* **Provided entries**
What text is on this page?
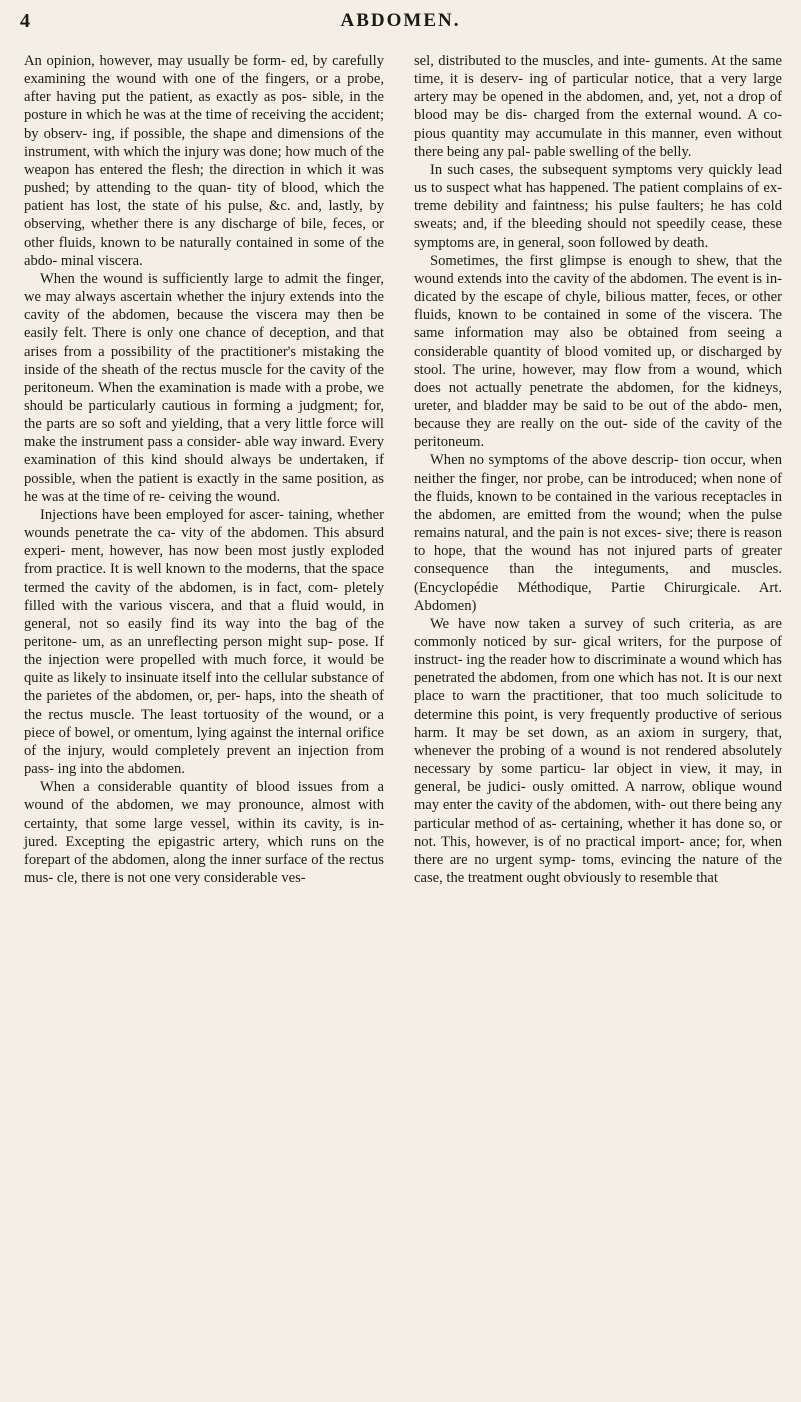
4	ABDOMEN.

An opinion, however, may usually be form- ed, by carefully examining the wound with one of the fingers, or a probe, after having put the patient, as exactly as pos- sible, in the posture in which he was at the time of receiving the accident; by observ- ing, if possible, the shape and dimensions of the instrument, with which the injury was done; how much of the weapon has entered the flesh; the direction in which it was pushed; by attending to the quan- tity of blood, which the patient has lost, the state of his pulse, &c. and, lastly, by observing, whether there is any discharge of bile, feces, or other fluids, known to be naturally contained in some of the abdo- minal viscera.

When the wound is sufficiently large to admit the finger, we may always ascertain whether the injury extends into the cavity of the abdomen, because the viscera may then be easily felt. There is only one chance of deception, and that arises from a possibility of the practitioner's mistaking the inside of the sheath of the rectus muscle for the cavity of the peritoneum. When the examination is made with a probe, we should be particularly cautious in forming a judgment; for, the parts are so soft and yielding, that a very little force will make the instrument pass a consider- able way inward. Every examination of this kind should always be undertaken, if possible, when the patient is exactly in the same position, as he was at the time of re- ceiving the wound.

Injections have been employed for ascer- taining, whether wounds penetrate the ca- vity of the abdomen. This absurd experi- ment, however, has now been most justly exploded from practice. It is well known to the moderns, that the space termed the cavity of the abdomen, is in fact, com- pletely filled with the various viscera, and that a fluid would, in general, not so easily find its way into the bag of the peritone- um, as an unreflecting person might sup- pose. If the injection were propelled with much force, it would be quite as likely to insinuate itself into the cellular substance of the parietes of the abdomen, or, per- haps, into the sheath of the rectus muscle. The least tortuosity of the wound, or a piece of bowel, or omentum, lying against the internal orifice of the injury, would completely prevent an injection from pass- ing into the abdomen.

When a considerable quantity of blood issues from a wound of the abdomen, we may pronounce, almost with certainty, that some large vessel, within its cavity, is in- jured. Excepting the epigastric artery, which runs on the forepart of the abdomen, along the inner surface of the rectus mus- cle, there is not one very considerable ves-

sel, distributed to the muscles, and inte- guments. At the same time, it is deserv- ing of particular notice, that a very large artery may be opened in the abdomen, and, yet, not a drop of blood may be dis- charged from the external wound. A co- pious quantity may accumulate in this manner, even without there being any pal- pable swelling of the belly.

In such cases, the subsequent symptoms very quickly lead us to suspect what has happened. The patient complains of ex- treme debility and faintness; his pulse faulters; he has cold sweats; and, if the bleeding should not speedily cease, these symptoms are, in general, soon followed by death.

Sometimes, the first glimpse is enough to shew, that the wound extends into the cavity of the abdomen. The event is in- dicated by the escape of chyle, bilious matter, feces, or other fluids, known to be contained in some of the viscera. The same information may also be obtained from seeing a considerable quantity of blood vomited up, or discharged by stool. The urine, however, may flow from a wound, which does not actually penetrate the abdomen, for the kidneys, ureter, and bladder may be said to be out of the abdo- men, because they are really on the out- side of the cavity of the peritoneum.

When no symptoms of the above descrip- tion occur, when neither the finger, nor probe, can be introduced; when none of the fluids, known to be contained in the various receptacles in the abdomen, are emitted from the wound; when the pulse remains natural, and the pain is not exces- sive; there is reason to hope, that the wound has not injured parts of greater consequence than the integuments, and muscles. (Encyclopédie Méthodique, Partie Chirurgicale. Art. Abdomen)

We have now taken a survey of such criteria, as are commonly noticed by sur- gical writers, for the purpose of instruct- ing the reader how to discriminate a wound which has penetrated the abdomen, from one which has not. It is our next place to warn the practitioner, that too much solicitude to determine this point, is very frequently productive of serious harm. It may be set down, as an axiom in surgery, that, whenever the probing of a wound is not rendered absolutely necessary by some particu- lar object in view, it may, in general, be judici- ously omitted. A narrow, oblique wound may enter the cavity of the abdomen, with- out there being any particular method of as- certaining, whether it has done so, or not. This, however, is of no practical import- ance; for, when there are no urgent symp- toms, evincing the nature of the case, the treatment ought obviously to resemble that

* **What you need to do**
Pick out the lines containing the word "parts" and show them.

* **Solution for this problem**
When the wound is sufficiently large to admit the finger, we may always ascertain whether the injury extends into the cavity of the abdomen, because the viscera may then be easily felt. There is only one chance of deception, and that arises from a possibility of the practitioner's mistaking the inside of the sheath of the rectus muscle for the cavity of the peritoneum. When the examination is made with a probe, we should be particularly cautious in forming a judgment; for, the parts are so soft and yielding, that a very little force will make the instrument pass a consider- able way inward. Every examination of this kind should always be undertaken, if possible, when the patient is exactly in the same position, as he was at the time of re- ceiving the wound.
When no symptoms of the above descrip- tion occur, when neither the finger, nor probe, can be introduced; when none of the fluids, known to be contained in the various receptacles in the abdomen, are emitted from the wound; when the pulse remains natural, and the pain is not exces- sive; there is reason to hope, that the wound has not injured parts of greater consequence than the integuments, and muscles. (Encyclopédie Méthodique, Partie Chirurgicale. Art. Abdomen)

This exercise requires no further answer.